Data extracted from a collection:
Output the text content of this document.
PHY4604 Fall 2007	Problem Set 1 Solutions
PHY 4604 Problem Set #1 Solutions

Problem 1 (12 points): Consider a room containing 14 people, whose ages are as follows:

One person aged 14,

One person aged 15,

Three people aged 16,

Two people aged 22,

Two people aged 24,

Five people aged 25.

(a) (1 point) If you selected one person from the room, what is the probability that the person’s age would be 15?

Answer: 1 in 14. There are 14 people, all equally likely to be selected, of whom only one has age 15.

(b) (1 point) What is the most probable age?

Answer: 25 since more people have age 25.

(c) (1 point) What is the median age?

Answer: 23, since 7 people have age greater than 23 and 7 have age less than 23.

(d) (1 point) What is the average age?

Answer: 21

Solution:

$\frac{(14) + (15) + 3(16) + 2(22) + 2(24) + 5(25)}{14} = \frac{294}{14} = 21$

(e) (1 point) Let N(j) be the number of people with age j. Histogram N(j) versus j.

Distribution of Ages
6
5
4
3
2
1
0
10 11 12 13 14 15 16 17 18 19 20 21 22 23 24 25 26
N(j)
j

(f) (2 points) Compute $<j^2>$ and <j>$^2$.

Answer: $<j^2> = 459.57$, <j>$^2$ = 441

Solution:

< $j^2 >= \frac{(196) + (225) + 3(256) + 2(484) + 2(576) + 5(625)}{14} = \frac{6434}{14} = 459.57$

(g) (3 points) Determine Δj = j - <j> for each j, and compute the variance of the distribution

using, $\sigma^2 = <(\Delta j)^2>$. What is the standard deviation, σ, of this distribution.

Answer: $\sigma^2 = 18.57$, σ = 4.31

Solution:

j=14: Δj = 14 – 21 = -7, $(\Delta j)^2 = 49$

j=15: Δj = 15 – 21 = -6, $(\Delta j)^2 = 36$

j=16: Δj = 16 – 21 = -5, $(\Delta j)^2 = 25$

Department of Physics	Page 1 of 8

==

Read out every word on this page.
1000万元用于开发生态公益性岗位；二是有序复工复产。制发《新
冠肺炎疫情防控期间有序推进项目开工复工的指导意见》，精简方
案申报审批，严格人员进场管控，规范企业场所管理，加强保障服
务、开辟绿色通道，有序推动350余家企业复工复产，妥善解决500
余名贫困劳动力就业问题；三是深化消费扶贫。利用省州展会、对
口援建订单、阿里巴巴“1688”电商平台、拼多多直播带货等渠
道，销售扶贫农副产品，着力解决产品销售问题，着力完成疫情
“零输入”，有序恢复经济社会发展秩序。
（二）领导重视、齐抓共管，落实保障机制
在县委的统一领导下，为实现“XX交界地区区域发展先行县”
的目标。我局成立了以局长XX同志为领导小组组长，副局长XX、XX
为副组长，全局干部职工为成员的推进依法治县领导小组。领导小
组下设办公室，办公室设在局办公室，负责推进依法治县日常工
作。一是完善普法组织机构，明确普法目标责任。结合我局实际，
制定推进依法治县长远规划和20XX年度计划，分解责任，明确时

The exercise: Look through the data and show every line containing "since".

In response:
Answer: 25 since more people have age 25.
Answer: 23, since 7 people have age greater than 23 and 7 have age less than 23.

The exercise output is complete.